**Página**
“Este espaço era aquilo que em economia se designa de não-cidade e em termos artísticos de não-lugar. A Porto Lazer [empresa municipal] percebeu que há aqui potencial, porque estamos no centro histórico e ao lado da estação de comboios mais bonita do mundo. Com esta intervenção, procurou que passasse a ser um lugar de paragem”, explica a directora artística Cláudia Melo. O Locomotiva arrancou a 21 de Março, com projectos não só no novo largo e na vizinha Rua da Madeira – cuja função de ligação à Praça da Batalha estava bloqueada pelo aspecto sombrio e má fama -, mas também noutras artérias envolventes, que formam um percurso circular. O programa inclui arte urbana – de que é exemplo a gigantesca malha verde que os Fahr 021.3 instalaram nas ruínas da fábrica da Oliva, do outro lado da estação -, performance, animação, concertos e muitos workshops e projectos comunitários. Porém, primeiro houve que redesenhar o espaço público.
O lugar da nova praça é histórico: antes da construção da Estação de S. Bento (que data de 1896) existia aqui o Mosteiro de São Bento de Avé-Maria e a Porta de Carros, que abria a cidade a Guimarães ou Braga. Um equipa de arquitectos liderada por Rodrigo Patrício preocupou-se mais em reocupar do que em reabilitar: “Quisemos que a Rua da Madeira fosse parte de uma espécie de teatro italiano, por isso elevámos a cobertura”. Os primeiros resultados destas movimentações já se fazem sentir: pode ter sido coincidência, mas ainda a Locomotiva dava os primeiros passos e já se instalava na Rua da Madeira a Riquitó Tours, que oferece viagens de riquexó pela cidade. E Cláudia Melo sublinha que já há “ateliês de artistas” a ocupar espaços devolutos. “O acolhimento da comunidade residente foi de extrema receptividade, quer por parte dos negócios já existentes quer por parte da população. A pouca gente que ainda aqui vive está a ver uma dinamização que há muitos anos não existia”.

**Entradas**
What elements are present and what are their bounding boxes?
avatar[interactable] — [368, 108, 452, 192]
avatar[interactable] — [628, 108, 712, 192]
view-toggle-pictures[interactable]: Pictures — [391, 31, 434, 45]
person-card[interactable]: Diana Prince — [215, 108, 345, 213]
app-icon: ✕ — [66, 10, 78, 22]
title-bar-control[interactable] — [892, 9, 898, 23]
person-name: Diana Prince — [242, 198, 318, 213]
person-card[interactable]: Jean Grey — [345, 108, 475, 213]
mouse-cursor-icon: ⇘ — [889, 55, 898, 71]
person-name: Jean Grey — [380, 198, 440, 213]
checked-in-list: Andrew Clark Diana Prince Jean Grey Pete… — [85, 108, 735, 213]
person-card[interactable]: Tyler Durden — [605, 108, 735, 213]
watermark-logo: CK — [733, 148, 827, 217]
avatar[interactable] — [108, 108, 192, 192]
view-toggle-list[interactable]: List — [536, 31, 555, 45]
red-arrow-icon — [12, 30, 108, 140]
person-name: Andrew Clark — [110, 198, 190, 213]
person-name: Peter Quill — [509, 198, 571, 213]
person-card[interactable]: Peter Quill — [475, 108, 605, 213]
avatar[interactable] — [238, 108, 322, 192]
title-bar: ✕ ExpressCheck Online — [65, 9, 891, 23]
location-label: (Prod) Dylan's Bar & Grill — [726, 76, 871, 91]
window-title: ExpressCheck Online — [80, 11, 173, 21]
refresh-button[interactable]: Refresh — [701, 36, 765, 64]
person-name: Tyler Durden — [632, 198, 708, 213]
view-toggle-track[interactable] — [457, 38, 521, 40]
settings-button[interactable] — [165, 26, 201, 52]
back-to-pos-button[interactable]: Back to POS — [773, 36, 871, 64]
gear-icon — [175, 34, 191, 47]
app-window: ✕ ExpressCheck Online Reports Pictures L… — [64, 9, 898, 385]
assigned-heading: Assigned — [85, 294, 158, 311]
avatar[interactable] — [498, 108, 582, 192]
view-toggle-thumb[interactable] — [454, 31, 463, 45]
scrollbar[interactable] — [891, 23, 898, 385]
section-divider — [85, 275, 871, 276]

**Tarefas propostas**
(1) Edite as entradas desde a primeira até à linha com "person-card[interactable]: Peter Quill", inclusive, e substitua "interactable" por "clickable". Mantenha tudo o resto igual e escreva apenas essas linhas.
(2) Retome o texto sobre o novo largo junto à Estação de S. Bento e continue-o a partir da última frase apresentada.

**Lista de respostas**
(1)
What elements are present and what are their bounding boxes?
avatar[clickable] — [368, 108, 452, 192]
avatar[clickable] — [628, 108, 712, 192]
view-toggle-pictures[clickable]: Pictures — [391, 31, 434, 45]
person-card[clickable]: Diana Prince — [215, 108, 345, 213]
app-icon: ✕ — [66, 10, 78, 22]
title-bar-control[clickable] — [892, 9, 898, 23]
person-name: Diana Prince — [242, 198, 318, 213]
person-card[clickable]: Jean Grey — [345, 108, 475, 213]
mouse-cursor-icon: ⇘ — [889, 55, 898, 71]
person-name: Jean Grey — [380, 198, 440, 213]
checked-in-list: Andrew Clark Diana Prince Jean Grey Pete… — [85, 108, 735, 213]
person-card[clickable]: Tyler Durden — [605, 108, 735, 213]
watermark-logo: CK — [733, 148, 827, 217]
avatar[clickable] — [108, 108, 192, 192]
view-toggle-list[clickable]: List — [536, 31, 555, 45]
red-arrow-icon — [12, 30, 108, 140]
person-name: Andrew Clark — [110, 198, 190, 213]
person-name: Peter Quill — [509, 198, 571, 213]
person-card[clickable]: Peter Quill — [475, 108, 605, 213]

(2)
Passarinhos, tascos e azulejos
O agora renovado Largo da Estação foi, até há cerca de dez anos, palco para a chamada Feira dos Passarinhos, onde se vendiam, como o nome indica, as mais variadas espécies de pássaros. A passagem da feira para a Cordoaria foi mais uma machadada, como recorda Antonio Monteiro, de 38 anos, que há quatro anos tomou conta do Viseu no Porto, uma tasca à moda antiga situada no início da Rua da Madeira. “Há uns anos atrás havia muito movimento, que se foi perdendo com a degradação. A Locomotiva trouxe gente nova e a rua está mais limpa. Não arrasta multidões, mas pode puxar por outros negócios, porque se houver só hotelaria isto volta a morrer”. António, que tem como parceira a mulher Maria La Salette, sabe do que fala: o pai trabalhava na CP e por isso conseguiu que o filho se empregasse nesta casa centenária, logo aos 13 anos.
O Viseu no Porto não é um sítio para estômagos frágeis: tripas, lombo assado, presunto com queijo da serra, rojões e moelas são alguns dos pratos mais populares, habitualmente acompanhados por um copo de tinto de São João da Pesqueira. “Os tascos é que são a alma do Porto. Dantes eram vistos como locais só para bebedolas, mas esta geração mais nova já adere e até bebem a sua tacinha de vinho”, nota António Monteiro. Alguns desses jovens só conhecerão a Rua da Madeira por causa do Gare, um clube/discoteca que abriu em 2008 e que é um dos principais poisos da movida da Baixa. É precisamente na sua fachada que vai surgir o maior painel colaborativo do país: residentes, portuenses em geral, meros curiosos e até turistas são convidados a pintar alguns dos mais de 3.000 azulejos que serão depois agrupados pelo mentor Miguel Januário, do projecto ±MaisMenos±. Trata-se de uma espécie de evocação dos famosos painéis de Jorge Colaço, que decoram o hall da estação com cenas da História de Portugal.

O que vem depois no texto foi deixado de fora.